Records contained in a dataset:
=======

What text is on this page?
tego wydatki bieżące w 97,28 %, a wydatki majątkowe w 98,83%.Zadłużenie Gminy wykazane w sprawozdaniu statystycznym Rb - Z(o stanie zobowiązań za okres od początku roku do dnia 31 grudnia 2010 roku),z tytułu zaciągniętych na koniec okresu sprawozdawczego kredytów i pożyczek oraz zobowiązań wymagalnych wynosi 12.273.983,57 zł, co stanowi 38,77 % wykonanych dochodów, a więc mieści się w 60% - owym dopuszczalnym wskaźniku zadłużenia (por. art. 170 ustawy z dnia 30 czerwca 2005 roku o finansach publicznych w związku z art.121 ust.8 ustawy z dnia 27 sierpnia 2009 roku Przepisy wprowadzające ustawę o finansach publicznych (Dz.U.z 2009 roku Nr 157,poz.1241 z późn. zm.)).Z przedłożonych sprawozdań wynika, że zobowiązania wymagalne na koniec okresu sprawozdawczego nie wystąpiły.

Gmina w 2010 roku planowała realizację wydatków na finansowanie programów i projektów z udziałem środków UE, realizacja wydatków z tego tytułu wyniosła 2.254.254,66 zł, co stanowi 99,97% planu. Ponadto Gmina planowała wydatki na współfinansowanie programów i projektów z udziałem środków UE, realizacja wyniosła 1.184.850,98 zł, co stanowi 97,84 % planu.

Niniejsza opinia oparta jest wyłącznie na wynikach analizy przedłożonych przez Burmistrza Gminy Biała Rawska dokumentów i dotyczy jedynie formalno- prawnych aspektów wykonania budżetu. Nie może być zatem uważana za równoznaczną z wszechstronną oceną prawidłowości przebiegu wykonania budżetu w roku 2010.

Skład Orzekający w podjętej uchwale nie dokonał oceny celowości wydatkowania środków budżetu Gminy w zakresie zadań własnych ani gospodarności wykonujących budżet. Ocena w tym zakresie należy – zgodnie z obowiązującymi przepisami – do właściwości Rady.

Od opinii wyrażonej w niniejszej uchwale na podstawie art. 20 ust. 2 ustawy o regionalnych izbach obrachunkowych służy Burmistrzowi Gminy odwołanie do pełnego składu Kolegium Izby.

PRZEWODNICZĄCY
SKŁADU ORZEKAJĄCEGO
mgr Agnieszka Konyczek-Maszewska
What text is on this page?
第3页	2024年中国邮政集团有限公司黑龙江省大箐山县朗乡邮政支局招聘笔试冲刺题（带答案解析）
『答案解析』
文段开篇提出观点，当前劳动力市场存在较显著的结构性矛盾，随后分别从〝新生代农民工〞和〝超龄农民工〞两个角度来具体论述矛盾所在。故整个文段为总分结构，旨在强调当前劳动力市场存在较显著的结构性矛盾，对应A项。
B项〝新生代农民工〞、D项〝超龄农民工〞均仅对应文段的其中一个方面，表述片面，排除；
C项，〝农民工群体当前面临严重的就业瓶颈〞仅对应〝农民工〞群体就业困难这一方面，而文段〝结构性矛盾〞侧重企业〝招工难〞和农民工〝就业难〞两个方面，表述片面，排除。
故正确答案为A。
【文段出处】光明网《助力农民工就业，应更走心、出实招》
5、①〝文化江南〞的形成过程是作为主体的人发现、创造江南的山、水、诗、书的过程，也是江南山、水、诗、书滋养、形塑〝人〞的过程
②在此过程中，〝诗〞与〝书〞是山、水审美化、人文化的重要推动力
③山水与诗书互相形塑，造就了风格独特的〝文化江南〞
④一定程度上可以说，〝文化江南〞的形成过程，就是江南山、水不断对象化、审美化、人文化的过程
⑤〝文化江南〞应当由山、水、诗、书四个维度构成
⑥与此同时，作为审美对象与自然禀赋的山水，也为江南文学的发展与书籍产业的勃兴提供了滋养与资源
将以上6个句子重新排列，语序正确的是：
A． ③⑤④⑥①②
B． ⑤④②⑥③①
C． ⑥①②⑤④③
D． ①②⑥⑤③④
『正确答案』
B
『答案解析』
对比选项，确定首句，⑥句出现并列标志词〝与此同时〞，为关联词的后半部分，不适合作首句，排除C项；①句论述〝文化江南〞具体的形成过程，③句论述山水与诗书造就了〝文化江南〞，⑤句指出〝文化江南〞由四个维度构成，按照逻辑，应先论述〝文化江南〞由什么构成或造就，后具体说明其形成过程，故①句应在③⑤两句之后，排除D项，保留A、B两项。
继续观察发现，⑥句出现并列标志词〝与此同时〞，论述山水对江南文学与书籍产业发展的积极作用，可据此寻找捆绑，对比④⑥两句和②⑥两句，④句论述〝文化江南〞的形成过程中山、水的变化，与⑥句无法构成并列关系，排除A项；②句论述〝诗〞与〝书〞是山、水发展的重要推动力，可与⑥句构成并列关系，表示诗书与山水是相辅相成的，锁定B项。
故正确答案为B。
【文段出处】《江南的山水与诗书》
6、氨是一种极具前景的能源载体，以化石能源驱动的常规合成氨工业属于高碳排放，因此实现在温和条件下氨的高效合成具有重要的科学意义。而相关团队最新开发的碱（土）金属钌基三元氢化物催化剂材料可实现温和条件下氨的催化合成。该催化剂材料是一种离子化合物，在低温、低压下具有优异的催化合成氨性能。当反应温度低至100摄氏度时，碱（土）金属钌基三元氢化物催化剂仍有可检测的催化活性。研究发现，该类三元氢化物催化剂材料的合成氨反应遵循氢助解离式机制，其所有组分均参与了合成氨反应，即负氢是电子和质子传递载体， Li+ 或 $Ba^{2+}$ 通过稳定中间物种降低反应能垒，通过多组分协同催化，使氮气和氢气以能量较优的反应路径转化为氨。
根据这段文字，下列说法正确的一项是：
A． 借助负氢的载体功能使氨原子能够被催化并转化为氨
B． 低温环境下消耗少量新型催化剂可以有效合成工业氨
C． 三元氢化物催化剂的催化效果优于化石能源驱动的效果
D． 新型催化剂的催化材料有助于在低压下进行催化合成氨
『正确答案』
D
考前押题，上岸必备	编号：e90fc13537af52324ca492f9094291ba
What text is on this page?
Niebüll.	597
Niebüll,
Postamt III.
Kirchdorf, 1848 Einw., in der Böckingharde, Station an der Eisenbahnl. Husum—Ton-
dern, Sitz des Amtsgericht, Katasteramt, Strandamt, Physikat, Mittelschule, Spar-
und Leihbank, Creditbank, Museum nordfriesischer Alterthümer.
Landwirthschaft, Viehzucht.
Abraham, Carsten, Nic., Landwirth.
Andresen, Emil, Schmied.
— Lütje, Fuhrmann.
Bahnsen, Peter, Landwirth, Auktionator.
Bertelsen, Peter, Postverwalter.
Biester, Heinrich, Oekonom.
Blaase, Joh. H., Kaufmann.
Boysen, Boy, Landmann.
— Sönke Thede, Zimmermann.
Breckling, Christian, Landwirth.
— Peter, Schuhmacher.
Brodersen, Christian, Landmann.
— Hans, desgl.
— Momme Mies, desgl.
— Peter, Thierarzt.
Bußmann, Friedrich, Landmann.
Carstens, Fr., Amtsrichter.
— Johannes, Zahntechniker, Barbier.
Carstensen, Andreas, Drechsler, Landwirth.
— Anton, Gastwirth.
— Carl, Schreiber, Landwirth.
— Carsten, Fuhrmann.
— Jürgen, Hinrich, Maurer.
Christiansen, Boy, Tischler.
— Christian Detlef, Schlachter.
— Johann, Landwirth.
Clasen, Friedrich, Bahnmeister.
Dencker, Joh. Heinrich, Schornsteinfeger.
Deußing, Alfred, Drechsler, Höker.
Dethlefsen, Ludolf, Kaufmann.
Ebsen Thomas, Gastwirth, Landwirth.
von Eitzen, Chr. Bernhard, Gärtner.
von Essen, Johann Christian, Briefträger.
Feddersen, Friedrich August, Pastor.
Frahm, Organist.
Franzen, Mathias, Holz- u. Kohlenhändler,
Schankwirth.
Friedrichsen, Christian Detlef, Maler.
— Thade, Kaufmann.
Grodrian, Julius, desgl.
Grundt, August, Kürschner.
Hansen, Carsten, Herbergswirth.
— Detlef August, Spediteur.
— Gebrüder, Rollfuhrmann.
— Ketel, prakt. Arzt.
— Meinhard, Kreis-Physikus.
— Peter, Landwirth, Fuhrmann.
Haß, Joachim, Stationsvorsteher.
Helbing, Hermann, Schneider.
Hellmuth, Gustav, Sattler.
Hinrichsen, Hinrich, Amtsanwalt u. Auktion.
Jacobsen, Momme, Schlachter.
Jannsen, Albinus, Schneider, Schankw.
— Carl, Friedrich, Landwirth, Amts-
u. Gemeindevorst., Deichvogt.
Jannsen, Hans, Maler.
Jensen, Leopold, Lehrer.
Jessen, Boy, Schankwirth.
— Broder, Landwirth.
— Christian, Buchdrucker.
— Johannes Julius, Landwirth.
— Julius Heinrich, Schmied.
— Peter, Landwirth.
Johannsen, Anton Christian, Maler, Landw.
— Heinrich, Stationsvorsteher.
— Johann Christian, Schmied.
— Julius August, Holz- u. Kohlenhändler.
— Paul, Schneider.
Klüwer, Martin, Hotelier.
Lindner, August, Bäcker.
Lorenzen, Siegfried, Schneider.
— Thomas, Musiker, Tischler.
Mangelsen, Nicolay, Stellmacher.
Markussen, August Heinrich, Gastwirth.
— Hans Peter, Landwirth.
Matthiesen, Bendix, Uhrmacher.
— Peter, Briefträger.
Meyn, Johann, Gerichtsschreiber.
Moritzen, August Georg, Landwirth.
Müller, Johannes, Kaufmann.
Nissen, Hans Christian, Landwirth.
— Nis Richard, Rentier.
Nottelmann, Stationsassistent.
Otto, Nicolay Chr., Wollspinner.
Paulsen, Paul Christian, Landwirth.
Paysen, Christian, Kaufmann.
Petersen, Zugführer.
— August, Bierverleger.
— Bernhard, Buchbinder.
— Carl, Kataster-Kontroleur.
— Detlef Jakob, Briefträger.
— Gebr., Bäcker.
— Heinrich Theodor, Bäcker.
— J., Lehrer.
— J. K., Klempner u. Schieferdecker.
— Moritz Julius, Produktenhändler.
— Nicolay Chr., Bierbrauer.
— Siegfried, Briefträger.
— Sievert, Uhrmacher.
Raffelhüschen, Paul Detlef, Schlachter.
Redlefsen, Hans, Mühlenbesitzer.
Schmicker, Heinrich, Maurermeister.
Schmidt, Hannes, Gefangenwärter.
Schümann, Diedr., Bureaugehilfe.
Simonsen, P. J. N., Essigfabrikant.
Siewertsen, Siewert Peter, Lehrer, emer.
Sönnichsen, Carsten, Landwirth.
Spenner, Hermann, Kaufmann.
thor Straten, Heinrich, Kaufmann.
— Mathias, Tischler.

=======

- _Given instruction_: Check each line of the records above for the word "Bäcker", then give the number of lines that have it, with no other words.

- _Expected answer_: 3